» **What is being asked**
Every line below should be repeated exactly.

(Records from a collection)
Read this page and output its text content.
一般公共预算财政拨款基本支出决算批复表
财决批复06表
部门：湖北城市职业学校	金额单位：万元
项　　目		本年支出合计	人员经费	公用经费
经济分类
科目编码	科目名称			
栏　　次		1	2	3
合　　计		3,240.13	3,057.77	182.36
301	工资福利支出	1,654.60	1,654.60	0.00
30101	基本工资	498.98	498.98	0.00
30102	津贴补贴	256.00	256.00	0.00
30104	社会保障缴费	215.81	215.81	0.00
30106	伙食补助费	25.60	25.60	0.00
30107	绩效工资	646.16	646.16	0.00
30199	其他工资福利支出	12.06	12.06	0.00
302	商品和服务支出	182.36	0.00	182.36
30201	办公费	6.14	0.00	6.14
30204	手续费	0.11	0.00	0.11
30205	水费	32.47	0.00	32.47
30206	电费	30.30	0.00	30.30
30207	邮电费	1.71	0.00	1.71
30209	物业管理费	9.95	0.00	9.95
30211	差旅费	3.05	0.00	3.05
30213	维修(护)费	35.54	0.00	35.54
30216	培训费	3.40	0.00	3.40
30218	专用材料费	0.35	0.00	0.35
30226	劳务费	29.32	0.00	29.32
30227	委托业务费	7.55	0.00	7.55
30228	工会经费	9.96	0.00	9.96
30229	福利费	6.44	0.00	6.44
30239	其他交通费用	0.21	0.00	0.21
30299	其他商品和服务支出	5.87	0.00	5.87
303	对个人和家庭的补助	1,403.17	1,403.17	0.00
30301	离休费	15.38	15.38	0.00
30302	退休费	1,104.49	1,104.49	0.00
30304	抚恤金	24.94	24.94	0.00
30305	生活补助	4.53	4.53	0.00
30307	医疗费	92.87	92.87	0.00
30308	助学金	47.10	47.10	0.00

» **Correct result**
Read this page and output its text content.
一般公共预算财政拨款基本支出决算批复表
财决批复06表
部门：湖北城市职业学校	金额单位：万元
项　　目		本年支出合计	人员经费	公用经费
经济分类
科目编码	科目名称			
栏　　次		1	2	3
合　　计		3,240.13	3,057.77	182.36
301	工资福利支出	1,654.60	1,654.60	0.00
30101	基本工资	498.98	498.98	0.00
30102	津贴补贴	256.00	256.00	0.00
30104	社会保障缴费	215.81	215.81	0.00
30106	伙食补助费	25.60	25.60	0.00
30107	绩效工资	646.16	646.16	0.00
30199	其他工资福利支出	12.06	12.06	0.00
302	商品和服务支出	182.36	0.00	182.36
30201	办公费	6.14	0.00	6.14
30204	手续费	0.11	0.00	0.11
30205	水费	32.47	0.00	32.47
30206	电费	30.30	0.00	30.30
30207	邮电费	1.71	0.00	1.71
30209	物业管理费	9.95	0.00	9.95
30211	差旅费	3.05	0.00	3.05
30213	维修(护)费	35.54	0.00	35.54
30216	培训费	3.40	0.00	3.40
30218	专用材料费	0.35	0.00	0.35
30226	劳务费	29.32	0.00	29.32
30227	委托业务费	7.55	0.00	7.55
30228	工会经费	9.96	0.00	9.96
30229	福利费	6.44	0.00	6.44
30239	其他交通费用	0.21	0.00	0.21
30299	其他商品和服务支出	5.87	0.00	5.87
303	对个人和家庭的补助	1,403.17	1,403.17	0.00
30301	离休费	15.38	15.38	0.00
30302	退休费	1,104.49	1,104.49	0.00
30304	抚恤金	24.94	24.94	0.00
30305	生活补助	4.53	4.53	0.00
30307	医疗费	92.87	92.87	0.00
30308	助学金	47.10	47.10	0.00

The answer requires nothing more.